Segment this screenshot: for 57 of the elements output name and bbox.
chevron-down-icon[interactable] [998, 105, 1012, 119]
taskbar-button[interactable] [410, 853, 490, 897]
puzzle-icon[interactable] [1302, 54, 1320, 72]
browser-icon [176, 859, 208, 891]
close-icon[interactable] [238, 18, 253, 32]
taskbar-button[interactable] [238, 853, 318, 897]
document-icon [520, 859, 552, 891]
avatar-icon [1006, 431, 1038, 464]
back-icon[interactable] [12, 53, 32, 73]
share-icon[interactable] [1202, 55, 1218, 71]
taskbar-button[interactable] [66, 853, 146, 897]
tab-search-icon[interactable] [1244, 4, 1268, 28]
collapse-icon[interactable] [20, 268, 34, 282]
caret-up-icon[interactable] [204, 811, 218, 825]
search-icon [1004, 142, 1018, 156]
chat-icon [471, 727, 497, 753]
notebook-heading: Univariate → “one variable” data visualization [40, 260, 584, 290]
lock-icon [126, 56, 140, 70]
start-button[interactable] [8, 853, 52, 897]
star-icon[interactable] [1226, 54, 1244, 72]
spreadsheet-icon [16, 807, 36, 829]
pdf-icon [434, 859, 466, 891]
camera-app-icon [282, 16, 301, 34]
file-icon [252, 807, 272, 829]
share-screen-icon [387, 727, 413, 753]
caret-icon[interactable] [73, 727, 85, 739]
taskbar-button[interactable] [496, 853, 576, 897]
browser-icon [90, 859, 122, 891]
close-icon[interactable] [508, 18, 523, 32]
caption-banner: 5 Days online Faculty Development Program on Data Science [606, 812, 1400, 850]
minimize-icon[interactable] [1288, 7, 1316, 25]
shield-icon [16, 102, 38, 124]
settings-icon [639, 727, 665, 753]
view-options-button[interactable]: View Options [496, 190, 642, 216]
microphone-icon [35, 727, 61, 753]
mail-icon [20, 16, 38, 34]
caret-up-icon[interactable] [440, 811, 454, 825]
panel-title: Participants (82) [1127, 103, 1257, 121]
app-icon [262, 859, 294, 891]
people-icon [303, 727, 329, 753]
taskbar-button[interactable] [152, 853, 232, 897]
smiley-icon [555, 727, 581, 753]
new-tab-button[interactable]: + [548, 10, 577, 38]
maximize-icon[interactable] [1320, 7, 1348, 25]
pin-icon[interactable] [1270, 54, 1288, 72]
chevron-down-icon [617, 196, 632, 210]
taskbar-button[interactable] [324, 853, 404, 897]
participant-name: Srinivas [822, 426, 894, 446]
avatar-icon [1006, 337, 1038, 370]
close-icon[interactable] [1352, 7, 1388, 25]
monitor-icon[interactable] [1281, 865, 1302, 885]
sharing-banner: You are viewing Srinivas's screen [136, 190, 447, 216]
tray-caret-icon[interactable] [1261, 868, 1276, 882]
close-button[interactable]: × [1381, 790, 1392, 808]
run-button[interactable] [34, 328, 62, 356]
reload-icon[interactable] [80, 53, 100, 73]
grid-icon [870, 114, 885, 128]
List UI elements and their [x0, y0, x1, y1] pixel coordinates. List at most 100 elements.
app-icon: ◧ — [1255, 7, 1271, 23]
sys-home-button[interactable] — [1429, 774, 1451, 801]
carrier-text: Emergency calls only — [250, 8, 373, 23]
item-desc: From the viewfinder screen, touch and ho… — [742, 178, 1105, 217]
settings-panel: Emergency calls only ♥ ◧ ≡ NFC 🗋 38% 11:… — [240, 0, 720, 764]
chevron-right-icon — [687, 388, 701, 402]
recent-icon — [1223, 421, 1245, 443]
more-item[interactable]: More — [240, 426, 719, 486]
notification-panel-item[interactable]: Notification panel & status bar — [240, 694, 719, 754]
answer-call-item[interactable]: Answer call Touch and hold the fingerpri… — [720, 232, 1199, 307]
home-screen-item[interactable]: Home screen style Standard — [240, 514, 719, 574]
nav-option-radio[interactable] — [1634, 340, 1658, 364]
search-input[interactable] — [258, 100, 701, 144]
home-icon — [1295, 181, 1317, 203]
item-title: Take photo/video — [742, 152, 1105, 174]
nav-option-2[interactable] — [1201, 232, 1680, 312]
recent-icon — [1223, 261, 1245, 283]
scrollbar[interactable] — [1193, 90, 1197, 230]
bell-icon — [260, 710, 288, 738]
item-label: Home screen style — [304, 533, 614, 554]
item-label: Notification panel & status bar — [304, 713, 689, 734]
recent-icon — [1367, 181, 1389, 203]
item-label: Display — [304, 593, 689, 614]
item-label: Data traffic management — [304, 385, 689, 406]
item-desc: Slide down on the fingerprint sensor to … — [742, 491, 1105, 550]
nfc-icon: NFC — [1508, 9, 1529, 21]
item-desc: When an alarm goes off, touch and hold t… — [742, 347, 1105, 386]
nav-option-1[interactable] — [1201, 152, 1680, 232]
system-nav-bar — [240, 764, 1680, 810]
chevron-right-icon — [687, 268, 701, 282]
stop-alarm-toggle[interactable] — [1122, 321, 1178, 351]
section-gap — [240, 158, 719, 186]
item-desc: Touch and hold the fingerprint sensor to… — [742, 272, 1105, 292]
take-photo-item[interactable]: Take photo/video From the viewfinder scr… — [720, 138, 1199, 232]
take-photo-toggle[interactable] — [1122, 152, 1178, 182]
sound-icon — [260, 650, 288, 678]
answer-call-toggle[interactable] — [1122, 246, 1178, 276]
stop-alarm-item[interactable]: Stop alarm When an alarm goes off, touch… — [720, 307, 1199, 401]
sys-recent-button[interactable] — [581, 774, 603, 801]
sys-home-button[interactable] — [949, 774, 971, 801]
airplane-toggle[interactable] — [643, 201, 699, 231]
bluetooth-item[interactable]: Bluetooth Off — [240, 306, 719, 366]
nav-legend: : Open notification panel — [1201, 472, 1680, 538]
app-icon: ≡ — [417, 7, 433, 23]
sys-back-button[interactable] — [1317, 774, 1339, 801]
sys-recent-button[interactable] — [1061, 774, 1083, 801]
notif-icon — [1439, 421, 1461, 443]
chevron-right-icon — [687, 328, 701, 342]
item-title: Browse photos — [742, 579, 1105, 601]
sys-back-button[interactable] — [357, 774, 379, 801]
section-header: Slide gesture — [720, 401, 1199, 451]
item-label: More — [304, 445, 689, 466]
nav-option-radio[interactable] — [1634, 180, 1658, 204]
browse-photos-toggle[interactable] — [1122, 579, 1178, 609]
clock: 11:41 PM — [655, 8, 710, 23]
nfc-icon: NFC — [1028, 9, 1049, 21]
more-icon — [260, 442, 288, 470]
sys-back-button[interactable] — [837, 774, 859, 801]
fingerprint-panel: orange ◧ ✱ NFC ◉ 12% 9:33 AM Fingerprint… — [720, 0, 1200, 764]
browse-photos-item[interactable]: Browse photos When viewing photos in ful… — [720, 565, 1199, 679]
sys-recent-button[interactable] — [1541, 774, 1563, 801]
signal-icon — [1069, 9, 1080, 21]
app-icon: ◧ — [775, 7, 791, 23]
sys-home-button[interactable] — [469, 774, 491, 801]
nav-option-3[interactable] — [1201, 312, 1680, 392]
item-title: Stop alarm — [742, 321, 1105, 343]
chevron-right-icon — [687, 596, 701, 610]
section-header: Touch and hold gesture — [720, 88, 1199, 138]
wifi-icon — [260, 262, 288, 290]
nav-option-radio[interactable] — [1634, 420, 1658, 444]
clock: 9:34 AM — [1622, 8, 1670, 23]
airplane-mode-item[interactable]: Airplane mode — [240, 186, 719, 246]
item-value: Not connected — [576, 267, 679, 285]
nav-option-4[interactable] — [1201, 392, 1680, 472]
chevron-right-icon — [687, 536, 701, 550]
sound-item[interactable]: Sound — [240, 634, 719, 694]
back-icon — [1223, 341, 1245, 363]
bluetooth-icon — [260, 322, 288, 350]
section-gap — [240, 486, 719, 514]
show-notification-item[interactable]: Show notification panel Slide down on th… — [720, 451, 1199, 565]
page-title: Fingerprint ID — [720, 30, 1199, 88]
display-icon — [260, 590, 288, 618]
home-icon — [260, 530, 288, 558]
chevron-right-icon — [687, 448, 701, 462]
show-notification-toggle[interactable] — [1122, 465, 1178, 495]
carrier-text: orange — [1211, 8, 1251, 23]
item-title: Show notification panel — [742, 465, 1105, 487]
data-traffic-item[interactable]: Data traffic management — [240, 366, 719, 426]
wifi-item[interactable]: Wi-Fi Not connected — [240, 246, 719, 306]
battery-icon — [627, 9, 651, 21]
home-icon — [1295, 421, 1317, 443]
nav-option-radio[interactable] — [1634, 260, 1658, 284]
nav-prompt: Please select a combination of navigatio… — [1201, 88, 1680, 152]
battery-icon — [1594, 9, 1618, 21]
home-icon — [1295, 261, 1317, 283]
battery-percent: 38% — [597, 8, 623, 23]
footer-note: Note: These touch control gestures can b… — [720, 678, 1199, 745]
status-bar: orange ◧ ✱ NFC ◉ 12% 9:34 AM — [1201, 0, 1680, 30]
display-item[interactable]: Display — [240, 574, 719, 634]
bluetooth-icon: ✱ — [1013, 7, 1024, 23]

### GOAL:
Count how many lines in the data above contain the string "panel", treating uppercase and lowercase as different. Reply with the number only.

### EXERCISE SOLUTION:
8